◆ WHAT IS ASKED: Output every entry exactly as written, but omit the pictures.

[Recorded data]
++++++++++++++++++++
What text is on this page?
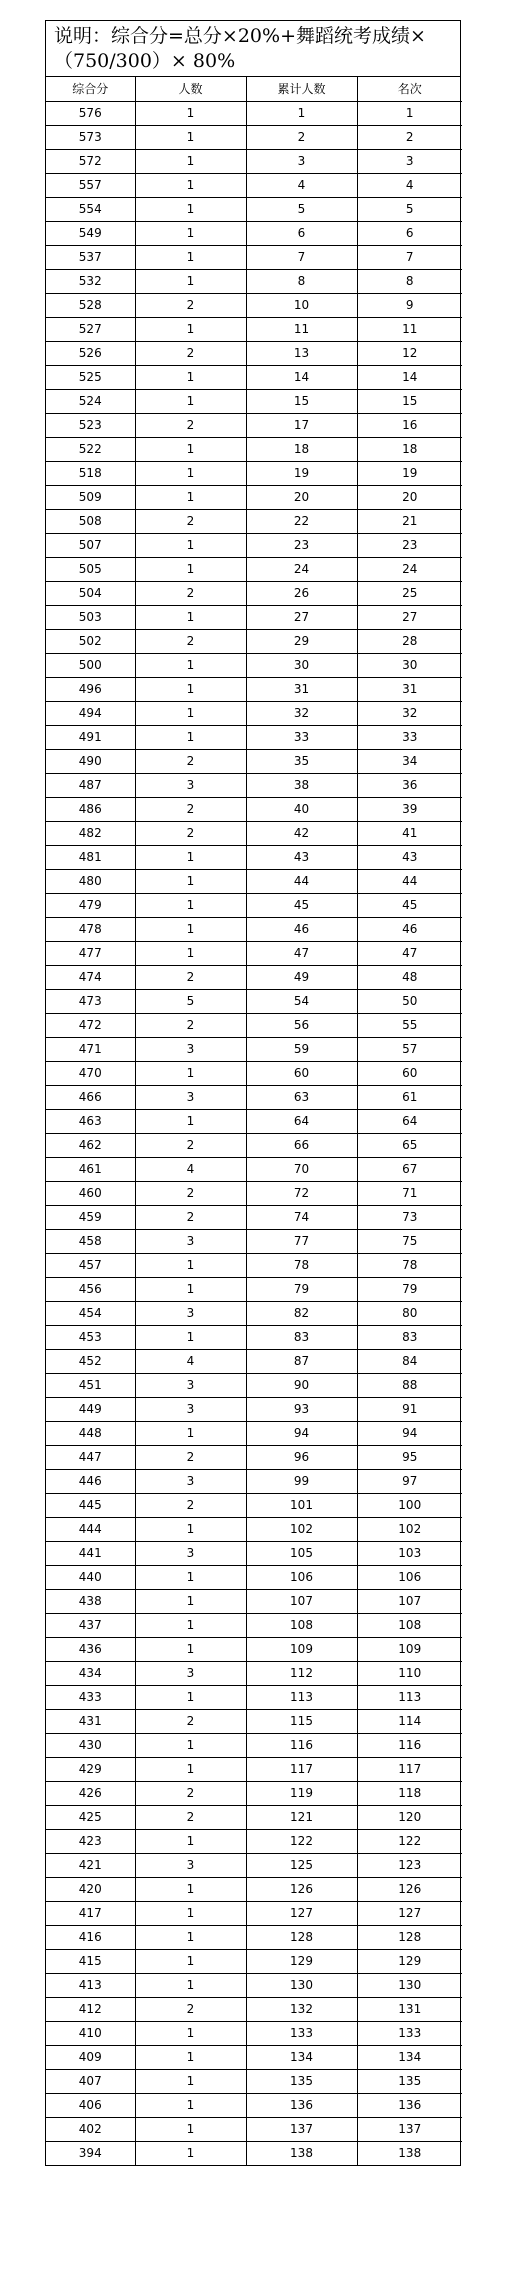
说明：综合分=总分×20%+舞蹈统考成绩×（750/300）× 80%
综合分	人数	累计人数	名次
576	1	1	1
573	1	2	2
572	1	3	3
557	1	4	4
554	1	5	5
549	1	6	6
537	1	7	7
532	1	8	8
528	2	10	9
527	1	11	11
526	2	13	12
525	1	14	14
524	1	15	15
523	2	17	16
522	1	18	18
518	1	19	19
509	1	20	20
508	2	22	21
507	1	23	23
505	1	24	24
504	2	26	25
503	1	27	27
502	2	29	28
500	1	30	30
496	1	31	31
494	1	32	32
491	1	33	33
490	2	35	34
487	3	38	36
486	2	40	39
482	2	42	41
481	1	43	43
480	1	44	44
479	1	45	45
478	1	46	46
477	1	47	47
474	2	49	48
473	5	54	50
472	2	56	55
471	3	59	57
470	1	60	60
466	3	63	61
463	1	64	64
462	2	66	65
461	4	70	67
460	2	72	71
459	2	74	73
458	3	77	75
457	1	78	78
456	1	79	79
454	3	82	80
453	1	83	83
452	4	87	84
451	3	90	88
449	3	93	91
448	1	94	94
447	2	96	95
446	3	99	97
445	2	101	100
444	1	102	102
441	3	105	103
440	1	106	106
438	1	107	107
437	1	108	108
436	1	109	109
434	3	112	110
433	1	113	113
431	2	115	114
430	1	116	116
429	1	117	117
426	2	119	118
425	2	121	120
423	1	122	122
421	3	125	123
420	1	126	126
417	1	127	127
416	1	128	128
415	1	129	129
413	1	130	130
412	2	132	131
410	1	133	133
409	1	134	134
407	1	135	135
406	1	136	136
402	1	137	137
394	1	138	138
++++++++++++++++++++
◆ RESPONSE TO THE TASK:
What text is on this page?
说明：综合分=总分×20%+舞蹈统考成绩×（750/300）× 80%
综合分	人数	累计人数	名次
576	1	1	1
573	1	2	2
572	1	3	3
557	1	4	4
554	1	5	5
549	1	6	6
537	1	7	7
532	1	8	8
528	2	10	9
527	1	11	11
526	2	13	12
525	1	14	14
524	1	15	15
523	2	17	16
522	1	18	18
518	1	19	19
509	1	20	20
508	2	22	21
507	1	23	23
505	1	24	24
504	2	26	25
503	1	27	27
502	2	29	28
500	1	30	30
496	1	31	31
494	1	32	32
491	1	33	33
490	2	35	34
487	3	38	36
486	2	40	39
482	2	42	41
481	1	43	43
480	1	44	44
479	1	45	45
478	1	46	46
477	1	47	47
474	2	49	48
473	5	54	50
472	2	56	55
471	3	59	57
470	1	60	60
466	3	63	61
463	1	64	64
462	2	66	65
461	4	70	67
460	2	72	71
459	2	74	73
458	3	77	75
457	1	78	78
456	1	79	79
454	3	82	80
453	1	83	83
452	4	87	84
451	3	90	88
449	3	93	91
448	1	94	94
447	2	96	95
446	3	99	97
445	2	101	100
444	1	102	102
441	3	105	103
440	1	106	106
438	1	107	107
437	1	108	108
436	1	109	109
434	3	112	110
433	1	113	113
431	2	115	114
430	1	116	116
429	1	117	117
426	2	119	118
425	2	121	120
423	1	122	122
421	3	125	123
420	1	126	126
417	1	127	127
416	1	128	128
415	1	129	129
413	1	130	130
412	2	132	131
410	1	133	133
409	1	134	134
407	1	135	135
406	1	136	136
402	1	137	137
394	1	138	138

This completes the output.